How many lines of the records below contain the word "color"? Answer with the number alone.

** Begin DATA SHOWN **

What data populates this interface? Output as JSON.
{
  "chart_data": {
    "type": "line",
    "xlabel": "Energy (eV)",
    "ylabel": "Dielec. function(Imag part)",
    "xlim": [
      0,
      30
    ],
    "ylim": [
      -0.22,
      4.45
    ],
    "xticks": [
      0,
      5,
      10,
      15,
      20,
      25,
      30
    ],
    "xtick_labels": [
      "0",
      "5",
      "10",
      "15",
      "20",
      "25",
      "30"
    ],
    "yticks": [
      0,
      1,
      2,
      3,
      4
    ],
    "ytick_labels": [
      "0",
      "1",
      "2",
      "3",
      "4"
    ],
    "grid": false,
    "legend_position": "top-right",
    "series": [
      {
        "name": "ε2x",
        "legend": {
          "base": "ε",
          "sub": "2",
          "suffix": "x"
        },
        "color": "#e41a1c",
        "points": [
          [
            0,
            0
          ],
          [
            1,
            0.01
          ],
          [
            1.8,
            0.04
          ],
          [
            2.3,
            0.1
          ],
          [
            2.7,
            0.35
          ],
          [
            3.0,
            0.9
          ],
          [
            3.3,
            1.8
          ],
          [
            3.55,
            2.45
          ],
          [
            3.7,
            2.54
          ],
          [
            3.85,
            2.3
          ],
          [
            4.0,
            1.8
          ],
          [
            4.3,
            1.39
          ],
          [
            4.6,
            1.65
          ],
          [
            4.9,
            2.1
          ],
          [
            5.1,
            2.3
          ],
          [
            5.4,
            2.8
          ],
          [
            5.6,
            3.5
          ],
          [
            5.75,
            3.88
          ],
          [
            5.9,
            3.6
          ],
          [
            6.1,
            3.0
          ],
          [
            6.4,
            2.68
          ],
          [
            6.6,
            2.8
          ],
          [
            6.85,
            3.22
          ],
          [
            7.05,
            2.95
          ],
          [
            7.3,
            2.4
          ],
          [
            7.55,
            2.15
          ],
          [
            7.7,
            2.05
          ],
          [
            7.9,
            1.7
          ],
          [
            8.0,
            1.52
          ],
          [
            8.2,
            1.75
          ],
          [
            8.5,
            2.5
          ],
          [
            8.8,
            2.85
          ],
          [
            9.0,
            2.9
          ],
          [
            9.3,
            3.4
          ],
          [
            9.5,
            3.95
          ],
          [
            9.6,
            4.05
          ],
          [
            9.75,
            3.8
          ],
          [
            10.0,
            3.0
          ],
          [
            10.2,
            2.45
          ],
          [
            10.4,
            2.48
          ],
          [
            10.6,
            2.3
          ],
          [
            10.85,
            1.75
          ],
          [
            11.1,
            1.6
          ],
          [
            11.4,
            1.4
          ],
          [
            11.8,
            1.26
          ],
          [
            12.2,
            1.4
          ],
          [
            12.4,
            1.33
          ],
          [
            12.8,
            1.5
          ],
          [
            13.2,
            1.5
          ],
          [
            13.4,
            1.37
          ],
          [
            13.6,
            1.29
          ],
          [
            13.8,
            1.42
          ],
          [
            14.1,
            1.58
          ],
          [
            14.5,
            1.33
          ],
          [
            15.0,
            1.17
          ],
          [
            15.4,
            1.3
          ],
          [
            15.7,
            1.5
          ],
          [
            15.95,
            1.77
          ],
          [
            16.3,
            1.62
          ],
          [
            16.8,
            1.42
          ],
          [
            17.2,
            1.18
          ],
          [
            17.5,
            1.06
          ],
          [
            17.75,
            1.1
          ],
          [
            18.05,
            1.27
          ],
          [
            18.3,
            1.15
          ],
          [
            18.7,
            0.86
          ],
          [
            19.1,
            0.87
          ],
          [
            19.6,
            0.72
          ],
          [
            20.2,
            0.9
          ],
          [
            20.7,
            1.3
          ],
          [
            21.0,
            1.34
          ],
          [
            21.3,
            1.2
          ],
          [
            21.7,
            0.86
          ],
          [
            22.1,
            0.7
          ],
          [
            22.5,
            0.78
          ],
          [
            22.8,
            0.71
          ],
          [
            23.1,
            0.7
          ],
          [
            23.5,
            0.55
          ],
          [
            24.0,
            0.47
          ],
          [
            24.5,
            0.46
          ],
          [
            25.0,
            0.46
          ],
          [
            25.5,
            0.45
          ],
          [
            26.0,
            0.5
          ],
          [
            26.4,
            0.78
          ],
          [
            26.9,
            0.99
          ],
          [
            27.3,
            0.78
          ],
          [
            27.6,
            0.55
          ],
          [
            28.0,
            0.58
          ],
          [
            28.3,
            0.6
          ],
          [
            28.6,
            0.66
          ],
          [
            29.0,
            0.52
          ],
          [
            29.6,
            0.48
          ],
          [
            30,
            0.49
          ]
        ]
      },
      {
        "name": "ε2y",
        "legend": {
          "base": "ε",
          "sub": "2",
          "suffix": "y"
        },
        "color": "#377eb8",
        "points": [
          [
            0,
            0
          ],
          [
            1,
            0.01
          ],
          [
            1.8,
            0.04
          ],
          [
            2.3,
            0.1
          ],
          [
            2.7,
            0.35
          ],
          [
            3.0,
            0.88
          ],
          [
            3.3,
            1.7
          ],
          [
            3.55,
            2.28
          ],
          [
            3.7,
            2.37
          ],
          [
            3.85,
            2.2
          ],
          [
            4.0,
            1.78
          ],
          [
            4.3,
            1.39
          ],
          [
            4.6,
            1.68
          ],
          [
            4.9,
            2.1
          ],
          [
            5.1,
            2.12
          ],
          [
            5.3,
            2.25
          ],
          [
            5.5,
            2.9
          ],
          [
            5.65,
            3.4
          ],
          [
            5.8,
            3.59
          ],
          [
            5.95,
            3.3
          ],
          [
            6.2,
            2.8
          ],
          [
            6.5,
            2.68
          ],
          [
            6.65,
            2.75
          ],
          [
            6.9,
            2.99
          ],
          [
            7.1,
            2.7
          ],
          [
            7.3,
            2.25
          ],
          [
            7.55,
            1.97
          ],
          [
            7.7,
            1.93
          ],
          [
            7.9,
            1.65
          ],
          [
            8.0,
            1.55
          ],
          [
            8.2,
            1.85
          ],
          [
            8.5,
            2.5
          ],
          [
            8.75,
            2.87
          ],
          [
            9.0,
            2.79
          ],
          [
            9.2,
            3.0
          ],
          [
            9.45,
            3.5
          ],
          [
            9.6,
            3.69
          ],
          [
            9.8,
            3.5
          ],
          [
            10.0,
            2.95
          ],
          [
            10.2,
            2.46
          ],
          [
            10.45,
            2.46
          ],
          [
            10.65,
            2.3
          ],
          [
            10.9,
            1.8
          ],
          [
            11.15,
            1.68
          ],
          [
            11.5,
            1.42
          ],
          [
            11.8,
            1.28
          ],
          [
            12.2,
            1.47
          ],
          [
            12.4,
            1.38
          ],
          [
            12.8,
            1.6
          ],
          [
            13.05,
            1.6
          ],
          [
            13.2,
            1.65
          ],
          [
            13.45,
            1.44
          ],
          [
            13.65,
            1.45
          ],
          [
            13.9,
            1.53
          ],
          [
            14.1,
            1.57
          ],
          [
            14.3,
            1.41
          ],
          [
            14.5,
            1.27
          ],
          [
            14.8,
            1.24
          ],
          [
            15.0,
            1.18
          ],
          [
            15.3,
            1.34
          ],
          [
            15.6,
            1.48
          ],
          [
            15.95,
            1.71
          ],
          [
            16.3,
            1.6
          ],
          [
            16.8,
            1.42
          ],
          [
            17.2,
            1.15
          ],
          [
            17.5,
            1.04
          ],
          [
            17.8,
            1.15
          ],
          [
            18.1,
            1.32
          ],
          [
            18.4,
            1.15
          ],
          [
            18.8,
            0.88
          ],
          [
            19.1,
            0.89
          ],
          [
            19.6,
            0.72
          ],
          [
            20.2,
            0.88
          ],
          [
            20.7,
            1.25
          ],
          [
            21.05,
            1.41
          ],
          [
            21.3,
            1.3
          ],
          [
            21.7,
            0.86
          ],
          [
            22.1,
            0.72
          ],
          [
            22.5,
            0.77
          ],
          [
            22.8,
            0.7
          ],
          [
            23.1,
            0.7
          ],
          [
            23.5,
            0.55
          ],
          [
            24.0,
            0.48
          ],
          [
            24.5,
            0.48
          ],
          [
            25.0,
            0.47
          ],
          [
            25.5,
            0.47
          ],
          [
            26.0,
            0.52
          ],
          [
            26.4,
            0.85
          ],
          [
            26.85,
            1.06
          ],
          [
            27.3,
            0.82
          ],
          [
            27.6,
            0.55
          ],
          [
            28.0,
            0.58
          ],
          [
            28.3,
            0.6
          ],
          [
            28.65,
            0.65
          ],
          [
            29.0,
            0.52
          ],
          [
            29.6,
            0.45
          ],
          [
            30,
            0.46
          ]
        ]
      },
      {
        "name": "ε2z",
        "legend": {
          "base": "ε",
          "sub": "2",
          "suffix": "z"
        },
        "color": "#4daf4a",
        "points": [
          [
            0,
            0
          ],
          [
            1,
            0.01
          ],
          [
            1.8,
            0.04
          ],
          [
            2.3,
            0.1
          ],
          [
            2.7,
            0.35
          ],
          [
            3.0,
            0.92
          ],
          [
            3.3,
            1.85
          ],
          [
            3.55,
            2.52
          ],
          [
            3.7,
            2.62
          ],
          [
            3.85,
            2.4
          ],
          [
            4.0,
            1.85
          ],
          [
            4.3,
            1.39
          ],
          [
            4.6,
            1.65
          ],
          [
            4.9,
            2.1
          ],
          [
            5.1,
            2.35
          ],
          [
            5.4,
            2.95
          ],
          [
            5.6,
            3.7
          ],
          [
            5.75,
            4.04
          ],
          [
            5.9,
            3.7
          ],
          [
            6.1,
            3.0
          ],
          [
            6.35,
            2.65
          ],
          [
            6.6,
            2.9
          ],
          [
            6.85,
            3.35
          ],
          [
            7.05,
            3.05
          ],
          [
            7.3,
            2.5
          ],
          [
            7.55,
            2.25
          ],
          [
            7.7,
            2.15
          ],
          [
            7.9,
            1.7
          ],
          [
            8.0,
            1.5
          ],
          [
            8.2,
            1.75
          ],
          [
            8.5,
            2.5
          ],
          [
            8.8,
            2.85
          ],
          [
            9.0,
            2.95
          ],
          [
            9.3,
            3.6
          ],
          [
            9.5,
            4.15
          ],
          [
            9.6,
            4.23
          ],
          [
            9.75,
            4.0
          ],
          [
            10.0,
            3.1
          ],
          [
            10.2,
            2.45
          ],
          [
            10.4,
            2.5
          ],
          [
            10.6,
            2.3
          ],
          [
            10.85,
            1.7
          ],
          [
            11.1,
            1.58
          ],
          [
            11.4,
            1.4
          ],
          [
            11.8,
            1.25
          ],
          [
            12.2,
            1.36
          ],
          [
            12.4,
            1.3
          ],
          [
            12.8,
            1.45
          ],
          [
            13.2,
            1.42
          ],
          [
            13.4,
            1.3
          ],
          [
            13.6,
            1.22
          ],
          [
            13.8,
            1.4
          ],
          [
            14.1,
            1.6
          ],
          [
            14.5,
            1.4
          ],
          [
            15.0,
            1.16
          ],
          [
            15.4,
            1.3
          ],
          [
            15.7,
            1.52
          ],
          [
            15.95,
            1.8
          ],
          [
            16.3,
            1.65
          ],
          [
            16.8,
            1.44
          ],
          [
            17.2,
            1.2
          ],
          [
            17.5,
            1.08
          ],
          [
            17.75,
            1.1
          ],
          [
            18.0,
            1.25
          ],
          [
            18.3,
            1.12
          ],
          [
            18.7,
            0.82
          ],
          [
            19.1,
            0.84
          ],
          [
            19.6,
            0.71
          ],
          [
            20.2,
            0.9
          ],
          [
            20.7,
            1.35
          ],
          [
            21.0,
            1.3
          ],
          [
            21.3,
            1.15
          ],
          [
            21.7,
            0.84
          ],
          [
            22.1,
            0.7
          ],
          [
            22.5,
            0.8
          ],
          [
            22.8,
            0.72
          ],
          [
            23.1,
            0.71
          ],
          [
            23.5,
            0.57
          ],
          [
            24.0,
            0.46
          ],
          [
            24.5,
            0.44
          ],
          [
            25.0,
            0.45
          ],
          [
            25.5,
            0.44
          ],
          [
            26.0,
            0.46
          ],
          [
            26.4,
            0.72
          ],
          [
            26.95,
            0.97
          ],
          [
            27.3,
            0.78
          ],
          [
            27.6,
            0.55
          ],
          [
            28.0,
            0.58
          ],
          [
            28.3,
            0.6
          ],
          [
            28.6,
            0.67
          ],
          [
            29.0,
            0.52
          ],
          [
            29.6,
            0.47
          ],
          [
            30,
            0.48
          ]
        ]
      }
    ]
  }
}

** End DATA SHOWN **

## [EXPECTED ANSWER]
3